EXERCISE AIM –
Please pull out every line that includes the string "Calibrated".

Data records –
>>>
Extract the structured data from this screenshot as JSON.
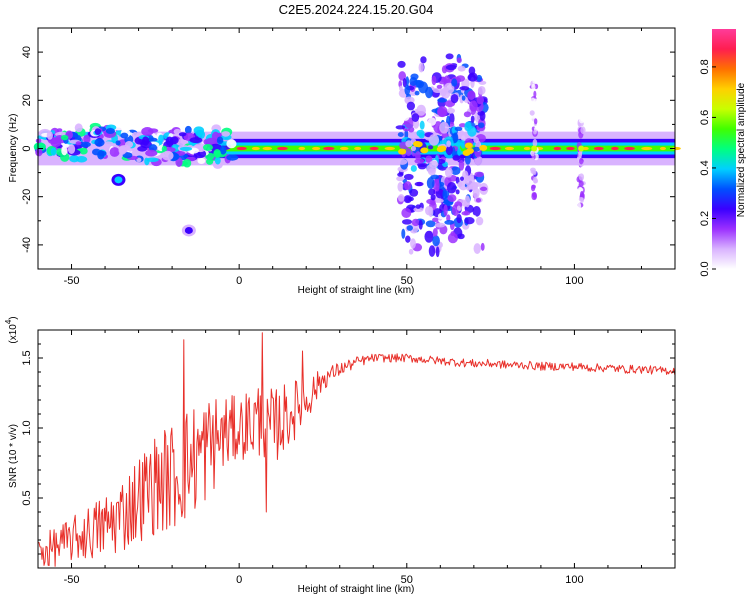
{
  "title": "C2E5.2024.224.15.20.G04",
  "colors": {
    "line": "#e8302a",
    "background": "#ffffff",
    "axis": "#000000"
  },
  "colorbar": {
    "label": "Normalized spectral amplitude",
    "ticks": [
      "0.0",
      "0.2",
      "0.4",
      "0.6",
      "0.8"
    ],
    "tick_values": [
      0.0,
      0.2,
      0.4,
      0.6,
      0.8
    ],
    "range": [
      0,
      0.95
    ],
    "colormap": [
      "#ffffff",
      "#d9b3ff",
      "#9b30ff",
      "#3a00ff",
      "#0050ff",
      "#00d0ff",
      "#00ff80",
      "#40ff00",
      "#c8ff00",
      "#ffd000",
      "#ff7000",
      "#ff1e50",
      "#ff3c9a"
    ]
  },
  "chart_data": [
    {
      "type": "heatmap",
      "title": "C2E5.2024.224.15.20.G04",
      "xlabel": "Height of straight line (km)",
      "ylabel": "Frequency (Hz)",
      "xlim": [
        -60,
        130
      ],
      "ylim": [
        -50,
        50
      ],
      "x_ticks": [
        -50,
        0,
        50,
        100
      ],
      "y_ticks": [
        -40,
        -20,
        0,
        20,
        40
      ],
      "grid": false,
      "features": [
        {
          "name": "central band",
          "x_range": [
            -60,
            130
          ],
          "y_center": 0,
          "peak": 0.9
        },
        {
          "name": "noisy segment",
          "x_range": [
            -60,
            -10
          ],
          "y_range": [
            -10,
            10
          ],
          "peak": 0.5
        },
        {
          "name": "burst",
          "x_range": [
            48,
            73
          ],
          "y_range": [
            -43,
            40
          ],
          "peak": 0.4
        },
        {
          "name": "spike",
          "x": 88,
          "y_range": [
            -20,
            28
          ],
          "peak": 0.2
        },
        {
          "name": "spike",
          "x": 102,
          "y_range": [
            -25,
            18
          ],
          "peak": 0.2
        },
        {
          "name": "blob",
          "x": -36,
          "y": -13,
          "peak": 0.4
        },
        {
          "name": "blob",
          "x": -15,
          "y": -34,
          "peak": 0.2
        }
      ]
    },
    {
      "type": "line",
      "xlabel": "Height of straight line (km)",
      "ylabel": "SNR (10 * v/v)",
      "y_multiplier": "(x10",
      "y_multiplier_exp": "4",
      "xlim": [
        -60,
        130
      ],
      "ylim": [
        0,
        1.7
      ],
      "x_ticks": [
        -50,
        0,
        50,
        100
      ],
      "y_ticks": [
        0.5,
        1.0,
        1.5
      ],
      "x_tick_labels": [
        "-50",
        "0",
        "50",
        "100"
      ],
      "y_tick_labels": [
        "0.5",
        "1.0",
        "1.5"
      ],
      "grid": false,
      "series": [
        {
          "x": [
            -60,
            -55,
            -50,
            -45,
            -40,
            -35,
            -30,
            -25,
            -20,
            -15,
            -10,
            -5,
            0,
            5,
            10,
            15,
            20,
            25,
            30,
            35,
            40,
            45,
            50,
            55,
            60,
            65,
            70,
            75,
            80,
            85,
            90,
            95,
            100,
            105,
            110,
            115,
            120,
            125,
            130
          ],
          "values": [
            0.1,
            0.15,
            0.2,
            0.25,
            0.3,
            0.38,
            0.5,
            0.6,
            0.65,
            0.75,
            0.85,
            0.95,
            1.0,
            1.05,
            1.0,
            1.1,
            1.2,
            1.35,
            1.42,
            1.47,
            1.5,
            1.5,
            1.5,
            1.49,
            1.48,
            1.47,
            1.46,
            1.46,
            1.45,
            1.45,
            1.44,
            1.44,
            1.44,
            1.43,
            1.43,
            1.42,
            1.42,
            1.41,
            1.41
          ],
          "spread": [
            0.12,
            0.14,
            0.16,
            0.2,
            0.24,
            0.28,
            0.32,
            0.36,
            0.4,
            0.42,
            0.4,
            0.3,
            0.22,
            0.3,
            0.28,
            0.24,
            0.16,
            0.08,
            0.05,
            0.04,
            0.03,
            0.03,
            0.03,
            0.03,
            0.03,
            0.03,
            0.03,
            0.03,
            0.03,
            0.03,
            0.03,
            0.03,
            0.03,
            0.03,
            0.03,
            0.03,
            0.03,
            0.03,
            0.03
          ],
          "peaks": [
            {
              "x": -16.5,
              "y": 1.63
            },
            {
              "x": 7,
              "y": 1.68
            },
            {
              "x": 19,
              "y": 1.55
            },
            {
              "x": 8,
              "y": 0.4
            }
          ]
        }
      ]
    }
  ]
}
<<<
>>>
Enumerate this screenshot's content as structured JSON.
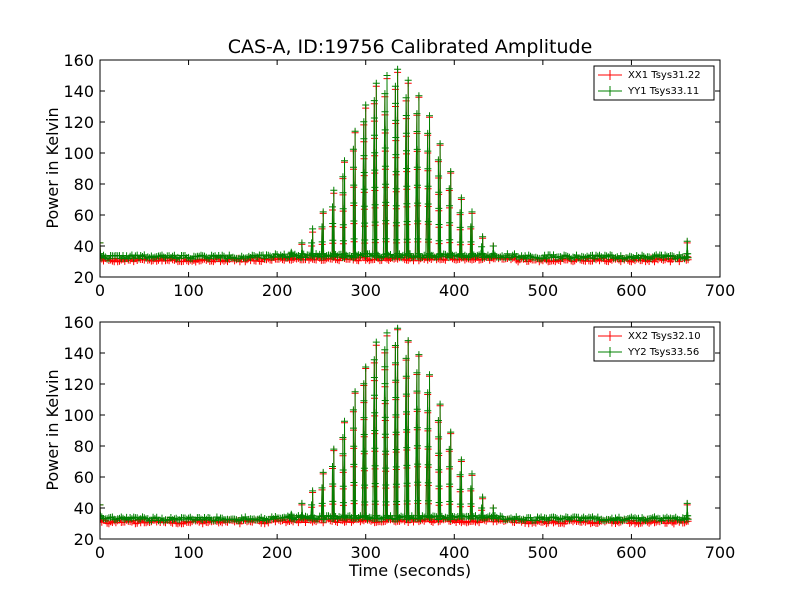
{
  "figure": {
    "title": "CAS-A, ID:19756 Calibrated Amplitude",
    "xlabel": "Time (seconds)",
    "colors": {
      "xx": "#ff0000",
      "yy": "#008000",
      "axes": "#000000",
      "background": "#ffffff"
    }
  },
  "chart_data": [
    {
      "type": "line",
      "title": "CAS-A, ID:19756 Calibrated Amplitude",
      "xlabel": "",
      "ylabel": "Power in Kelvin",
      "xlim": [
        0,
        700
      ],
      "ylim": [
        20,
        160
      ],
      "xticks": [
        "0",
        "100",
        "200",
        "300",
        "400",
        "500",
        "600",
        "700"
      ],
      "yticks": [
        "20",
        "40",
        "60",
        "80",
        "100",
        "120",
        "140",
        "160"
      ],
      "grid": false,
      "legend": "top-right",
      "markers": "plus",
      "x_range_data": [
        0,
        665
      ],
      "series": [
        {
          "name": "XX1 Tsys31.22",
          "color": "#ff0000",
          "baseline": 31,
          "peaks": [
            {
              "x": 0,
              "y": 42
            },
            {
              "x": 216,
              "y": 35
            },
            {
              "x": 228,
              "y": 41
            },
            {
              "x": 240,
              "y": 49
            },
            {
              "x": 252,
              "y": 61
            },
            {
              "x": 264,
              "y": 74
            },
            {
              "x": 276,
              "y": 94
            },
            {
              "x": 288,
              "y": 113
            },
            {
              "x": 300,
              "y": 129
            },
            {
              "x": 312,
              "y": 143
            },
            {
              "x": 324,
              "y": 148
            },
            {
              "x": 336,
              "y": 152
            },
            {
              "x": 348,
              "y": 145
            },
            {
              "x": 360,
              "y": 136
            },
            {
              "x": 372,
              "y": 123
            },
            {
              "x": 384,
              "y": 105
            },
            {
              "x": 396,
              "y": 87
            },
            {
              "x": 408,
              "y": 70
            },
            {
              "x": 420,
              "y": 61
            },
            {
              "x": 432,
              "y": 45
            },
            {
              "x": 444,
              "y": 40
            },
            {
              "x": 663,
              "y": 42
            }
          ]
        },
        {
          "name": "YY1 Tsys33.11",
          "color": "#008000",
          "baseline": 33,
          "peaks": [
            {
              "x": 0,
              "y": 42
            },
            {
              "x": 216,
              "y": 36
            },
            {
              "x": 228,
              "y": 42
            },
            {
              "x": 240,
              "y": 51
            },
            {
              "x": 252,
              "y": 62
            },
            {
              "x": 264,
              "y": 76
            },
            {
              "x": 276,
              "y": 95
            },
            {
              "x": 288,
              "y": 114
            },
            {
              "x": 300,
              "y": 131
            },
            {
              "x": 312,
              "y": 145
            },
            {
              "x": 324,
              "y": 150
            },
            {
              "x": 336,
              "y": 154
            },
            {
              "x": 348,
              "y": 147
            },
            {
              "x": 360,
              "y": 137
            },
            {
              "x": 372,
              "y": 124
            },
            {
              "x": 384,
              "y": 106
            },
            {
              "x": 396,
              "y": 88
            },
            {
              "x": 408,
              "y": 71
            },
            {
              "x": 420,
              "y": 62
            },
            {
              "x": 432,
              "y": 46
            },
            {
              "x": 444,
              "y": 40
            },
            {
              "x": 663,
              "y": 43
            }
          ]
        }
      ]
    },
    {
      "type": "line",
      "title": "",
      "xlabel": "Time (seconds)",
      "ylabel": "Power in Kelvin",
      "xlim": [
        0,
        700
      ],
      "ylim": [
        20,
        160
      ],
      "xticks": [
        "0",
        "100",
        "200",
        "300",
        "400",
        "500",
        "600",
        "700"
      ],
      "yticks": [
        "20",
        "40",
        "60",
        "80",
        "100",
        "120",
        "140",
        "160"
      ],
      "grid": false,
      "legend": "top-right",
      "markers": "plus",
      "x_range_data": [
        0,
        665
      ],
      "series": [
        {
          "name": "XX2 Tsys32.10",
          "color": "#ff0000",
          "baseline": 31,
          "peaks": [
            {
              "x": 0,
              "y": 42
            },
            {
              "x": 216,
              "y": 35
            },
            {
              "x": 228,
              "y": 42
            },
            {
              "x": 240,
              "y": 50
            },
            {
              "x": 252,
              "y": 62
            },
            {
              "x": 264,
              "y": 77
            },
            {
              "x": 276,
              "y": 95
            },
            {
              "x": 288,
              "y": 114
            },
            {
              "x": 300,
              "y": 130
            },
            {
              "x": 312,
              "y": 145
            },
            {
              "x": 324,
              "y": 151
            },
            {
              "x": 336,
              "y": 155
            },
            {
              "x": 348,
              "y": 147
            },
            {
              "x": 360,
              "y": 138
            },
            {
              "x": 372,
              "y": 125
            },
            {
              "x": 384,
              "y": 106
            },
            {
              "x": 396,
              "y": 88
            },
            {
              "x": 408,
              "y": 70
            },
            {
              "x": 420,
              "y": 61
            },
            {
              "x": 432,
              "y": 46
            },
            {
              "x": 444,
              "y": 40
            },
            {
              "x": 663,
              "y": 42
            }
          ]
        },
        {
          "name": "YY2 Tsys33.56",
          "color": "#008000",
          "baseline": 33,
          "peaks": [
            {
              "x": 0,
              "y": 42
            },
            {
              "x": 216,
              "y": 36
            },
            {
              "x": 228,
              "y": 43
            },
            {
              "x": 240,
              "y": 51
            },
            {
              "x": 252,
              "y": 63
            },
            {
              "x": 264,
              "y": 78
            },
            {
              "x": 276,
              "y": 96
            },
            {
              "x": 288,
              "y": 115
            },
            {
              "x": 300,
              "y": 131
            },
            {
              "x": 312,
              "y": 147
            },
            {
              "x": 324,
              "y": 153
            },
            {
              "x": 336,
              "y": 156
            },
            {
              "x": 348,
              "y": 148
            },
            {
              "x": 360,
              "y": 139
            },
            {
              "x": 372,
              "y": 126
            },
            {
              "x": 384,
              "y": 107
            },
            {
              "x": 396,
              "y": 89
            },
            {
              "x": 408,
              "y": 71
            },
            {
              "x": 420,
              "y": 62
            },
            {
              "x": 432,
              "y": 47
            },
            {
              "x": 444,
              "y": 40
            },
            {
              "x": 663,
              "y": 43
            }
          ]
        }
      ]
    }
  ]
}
<<<
EXERCISE SOLUTION –
    "title": "CAS-A, ID:19756 Calibrated Amplitude",
      "title": "CAS-A, ID:19756 Calibrated Amplitude",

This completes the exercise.